» Reading passage:
* * *

# Farlowella Cat in planted tanks



## Deadstroke174 (Jan 16, 2012)

I was wondering if Farlowella Cat's will be okay in a planted tank. I wanted to to get some whiptail cats for my 150 gallon but can't find them anywhere in my town or online. These are little more expensive but was curious if they behave like the whiptails.

Thanks,

AD


----------



## Termato (Feb 21, 2012)

Deadstroke174 said:


> I was wondering if Farlowella Cat's will be okay in a planted tank. I wanted to to get some whiptail cats for my 150 gallon but can't find them anywhere in my town or online. These are little more expensive but was curious if they behave like the whiptails.
> 
> Thanks,
> 
> AD


You will be fine, the Farlowella should enjoy the plants. It's the natural habitat of the fish.



> Origin: Columbia and Venezuela. Occurs in areas of heavy vegetation and tangled roots along the banks of slow-flowing forest rivers and streams and in floodplains and bogs.

* * *

» Data provided:
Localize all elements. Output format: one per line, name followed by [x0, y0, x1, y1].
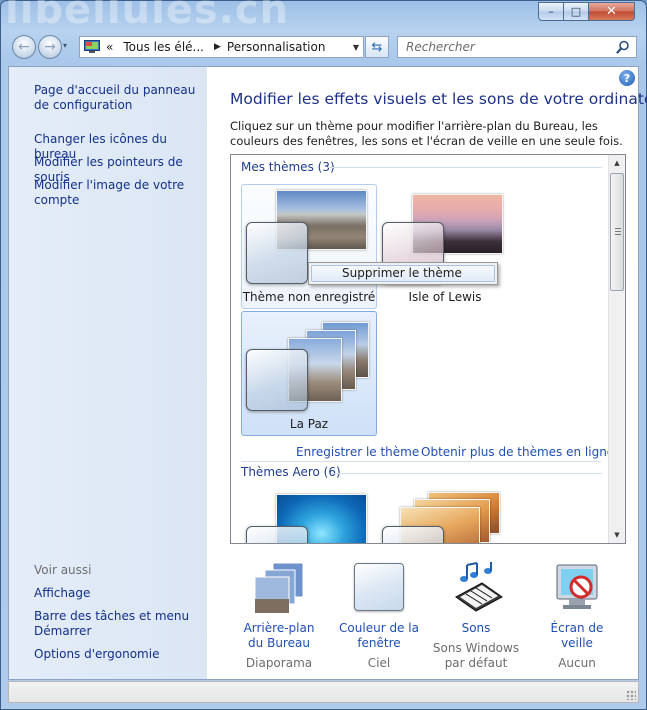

* * *

» Aim of the exercise:
From the Farlowella thread, reproduce word for word the passage starting with "## Termato (Feb" and going on through "of the fish.".

» Solution to the exercise:
## Termato (Feb 21, 2012)

Deadstroke174 said:


> I was wondering if Farlowella Cat's will be okay in a planted tank. I wanted to to get some whiptail cats for my 150 gallon but can't find them anywhere in my town or online. These are little more expensive but was curious if they behave like the whiptails.
> 
> Thanks,
> 
> AD


You will be fine, the Farlowella should enjoy the plants. It's the natural habitat of the fish.